TO DO —
How many lines in the entries below contain "from"? Answer with the number only.

**** DATASET ENTRIES ****

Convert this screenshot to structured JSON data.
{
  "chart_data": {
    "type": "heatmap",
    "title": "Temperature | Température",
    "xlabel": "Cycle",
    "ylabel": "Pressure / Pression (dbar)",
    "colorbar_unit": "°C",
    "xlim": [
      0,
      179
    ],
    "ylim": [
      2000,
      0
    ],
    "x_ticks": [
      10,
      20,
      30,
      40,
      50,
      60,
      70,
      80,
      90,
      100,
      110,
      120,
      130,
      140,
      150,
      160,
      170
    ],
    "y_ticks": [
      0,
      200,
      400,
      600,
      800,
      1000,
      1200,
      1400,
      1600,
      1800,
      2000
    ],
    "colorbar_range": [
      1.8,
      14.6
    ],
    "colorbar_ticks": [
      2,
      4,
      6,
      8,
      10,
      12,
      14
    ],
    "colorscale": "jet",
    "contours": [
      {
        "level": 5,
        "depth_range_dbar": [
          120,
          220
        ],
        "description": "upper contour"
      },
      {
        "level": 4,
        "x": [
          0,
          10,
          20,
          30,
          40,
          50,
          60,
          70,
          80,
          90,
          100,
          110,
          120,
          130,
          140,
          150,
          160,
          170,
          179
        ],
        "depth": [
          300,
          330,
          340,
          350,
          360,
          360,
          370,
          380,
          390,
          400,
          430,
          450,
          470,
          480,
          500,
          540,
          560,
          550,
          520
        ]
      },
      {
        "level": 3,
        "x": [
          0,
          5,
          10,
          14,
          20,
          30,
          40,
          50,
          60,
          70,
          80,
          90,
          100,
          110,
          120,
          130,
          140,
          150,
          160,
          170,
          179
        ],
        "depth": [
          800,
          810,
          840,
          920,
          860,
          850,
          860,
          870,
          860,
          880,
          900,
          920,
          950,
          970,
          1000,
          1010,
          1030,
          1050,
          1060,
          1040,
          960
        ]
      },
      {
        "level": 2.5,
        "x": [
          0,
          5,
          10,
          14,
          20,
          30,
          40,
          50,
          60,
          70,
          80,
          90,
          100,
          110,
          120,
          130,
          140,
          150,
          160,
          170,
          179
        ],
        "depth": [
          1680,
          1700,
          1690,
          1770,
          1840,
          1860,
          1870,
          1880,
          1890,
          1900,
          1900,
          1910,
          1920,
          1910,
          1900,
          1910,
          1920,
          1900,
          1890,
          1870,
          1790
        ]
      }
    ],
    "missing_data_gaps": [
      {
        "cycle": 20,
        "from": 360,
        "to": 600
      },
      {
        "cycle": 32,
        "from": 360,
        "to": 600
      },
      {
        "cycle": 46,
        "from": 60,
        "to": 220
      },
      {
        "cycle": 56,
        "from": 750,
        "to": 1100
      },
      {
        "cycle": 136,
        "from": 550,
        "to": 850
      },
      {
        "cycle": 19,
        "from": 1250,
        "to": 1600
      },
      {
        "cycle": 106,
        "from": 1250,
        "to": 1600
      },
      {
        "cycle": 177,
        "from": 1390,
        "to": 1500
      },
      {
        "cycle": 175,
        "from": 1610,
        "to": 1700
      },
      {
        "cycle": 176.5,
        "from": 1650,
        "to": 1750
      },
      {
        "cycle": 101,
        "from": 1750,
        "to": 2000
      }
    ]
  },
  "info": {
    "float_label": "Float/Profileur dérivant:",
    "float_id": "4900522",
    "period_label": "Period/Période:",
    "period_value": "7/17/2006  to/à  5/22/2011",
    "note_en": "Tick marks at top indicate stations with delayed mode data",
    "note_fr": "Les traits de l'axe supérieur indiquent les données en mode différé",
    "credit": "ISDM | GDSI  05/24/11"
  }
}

****

RESPONSE TO THIS TASK —
11